▶ _DIRECTIVE_
Gather the lines that hold the string "Size".

<<<<

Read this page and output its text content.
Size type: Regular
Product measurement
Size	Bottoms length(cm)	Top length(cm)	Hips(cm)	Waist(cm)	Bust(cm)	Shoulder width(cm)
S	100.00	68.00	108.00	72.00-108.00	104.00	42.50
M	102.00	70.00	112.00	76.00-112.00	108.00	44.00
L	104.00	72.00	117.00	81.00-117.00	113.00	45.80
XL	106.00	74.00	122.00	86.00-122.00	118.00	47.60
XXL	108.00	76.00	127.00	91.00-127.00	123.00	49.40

>>>>

▶ _TASK RESULT_
Size type: Regular
Size	Bottoms length(cm)	Top length(cm)	Hips(cm)	Waist(cm)	Bust(cm)	Shoulder width(cm)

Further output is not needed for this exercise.